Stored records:
╔══
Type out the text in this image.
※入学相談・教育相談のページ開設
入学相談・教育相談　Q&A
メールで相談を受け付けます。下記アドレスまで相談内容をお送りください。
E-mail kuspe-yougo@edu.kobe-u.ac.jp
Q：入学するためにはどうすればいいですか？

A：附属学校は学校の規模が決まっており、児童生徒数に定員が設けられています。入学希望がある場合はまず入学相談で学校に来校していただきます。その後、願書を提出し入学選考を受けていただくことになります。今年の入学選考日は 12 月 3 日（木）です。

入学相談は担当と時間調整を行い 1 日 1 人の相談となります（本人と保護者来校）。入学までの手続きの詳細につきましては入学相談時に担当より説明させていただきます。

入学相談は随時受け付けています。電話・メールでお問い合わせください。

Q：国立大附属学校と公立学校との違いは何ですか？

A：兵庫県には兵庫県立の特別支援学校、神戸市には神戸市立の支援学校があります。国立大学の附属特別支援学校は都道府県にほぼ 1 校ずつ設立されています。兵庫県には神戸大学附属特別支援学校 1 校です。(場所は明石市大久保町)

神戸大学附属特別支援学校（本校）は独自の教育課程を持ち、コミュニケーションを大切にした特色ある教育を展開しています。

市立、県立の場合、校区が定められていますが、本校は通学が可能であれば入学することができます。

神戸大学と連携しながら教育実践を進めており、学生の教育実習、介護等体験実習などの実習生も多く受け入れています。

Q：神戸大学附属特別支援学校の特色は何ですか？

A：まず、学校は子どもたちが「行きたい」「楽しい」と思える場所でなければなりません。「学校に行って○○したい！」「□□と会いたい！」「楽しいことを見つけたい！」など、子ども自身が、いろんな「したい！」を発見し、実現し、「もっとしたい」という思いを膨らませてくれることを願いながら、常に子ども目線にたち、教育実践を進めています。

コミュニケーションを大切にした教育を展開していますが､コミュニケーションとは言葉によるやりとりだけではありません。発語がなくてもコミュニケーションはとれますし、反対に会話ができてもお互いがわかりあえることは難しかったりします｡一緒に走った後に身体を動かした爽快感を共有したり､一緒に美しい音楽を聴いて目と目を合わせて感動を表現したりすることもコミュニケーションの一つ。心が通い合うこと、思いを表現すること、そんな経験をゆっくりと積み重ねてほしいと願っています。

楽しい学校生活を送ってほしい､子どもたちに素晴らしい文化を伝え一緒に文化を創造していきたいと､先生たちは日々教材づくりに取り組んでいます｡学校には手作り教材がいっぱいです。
╚══
What the exercise asks: Please set down each line of the records exactly as given.

Output of the task:
Type out the text in this image.
※入学相談・教育相談のページ開設
入学相談・教育相談　Q&A
メールで相談を受け付けます。下記アドレスまで相談内容をお送りください。
E-mail kuspe-yougo@edu.kobe-u.ac.jp
Q：入学するためにはどうすればいいですか？

A：附属学校は学校の規模が決まっており、児童生徒数に定員が設けられています。入学希望がある場合はまず入学相談で学校に来校していただきます。その後、願書を提出し入学選考を受けていただくことになります。今年の入学選考日は 12 月 3 日（木）です。

入学相談は担当と時間調整を行い 1 日 1 人の相談となります（本人と保護者来校）。入学までの手続きの詳細につきましては入学相談時に担当より説明させていただきます。

入学相談は随時受け付けています。電話・メールでお問い合わせください。

Q：国立大附属学校と公立学校との違いは何ですか？

A：兵庫県には兵庫県立の特別支援学校、神戸市には神戸市立の支援学校があります。国立大学の附属特別支援学校は都道府県にほぼ 1 校ずつ設立されています。兵庫県には神戸大学附属特別支援学校 1 校です。(場所は明石市大久保町)

神戸大学附属特別支援学校（本校）は独自の教育課程を持ち、コミュニケーションを大切にした特色ある教育を展開しています。

市立、県立の場合、校区が定められていますが、本校は通学が可能であれば入学することができます。

神戸大学と連携しながら教育実践を進めており、学生の教育実習、介護等体験実習などの実習生も多く受け入れています。

Q：神戸大学附属特別支援学校の特色は何ですか？

A：まず、学校は子どもたちが「行きたい」「楽しい」と思える場所でなければなりません。「学校に行って○○したい！」「□□と会いたい！」「楽しいことを見つけたい！」など、子ども自身が、いろんな「したい！」を発見し、実現し、「もっとしたい」という思いを膨らませてくれることを願いながら、常に子ども目線にたち、教育実践を進めています。

コミュニケーションを大切にした教育を展開していますが､コミュニケーションとは言葉によるやりとりだけではありません。発語がなくてもコミュニケーションはとれますし、反対に会話ができてもお互いがわかりあえることは難しかったりします｡一緒に走った後に身体を動かした爽快感を共有したり､一緒に美しい音楽を聴いて目と目を合わせて感動を表現したりすることもコミュニケーションの一つ。心が通い合うこと、思いを表現すること、そんな経験をゆっくりと積み重ねてほしいと願っています。

楽しい学校生活を送ってほしい､子どもたちに素晴らしい文化を伝え一緒に文化を創造していきたいと､先生たちは日々教材づくりに取り組んでいます｡学校には手作り教材がいっぱいです。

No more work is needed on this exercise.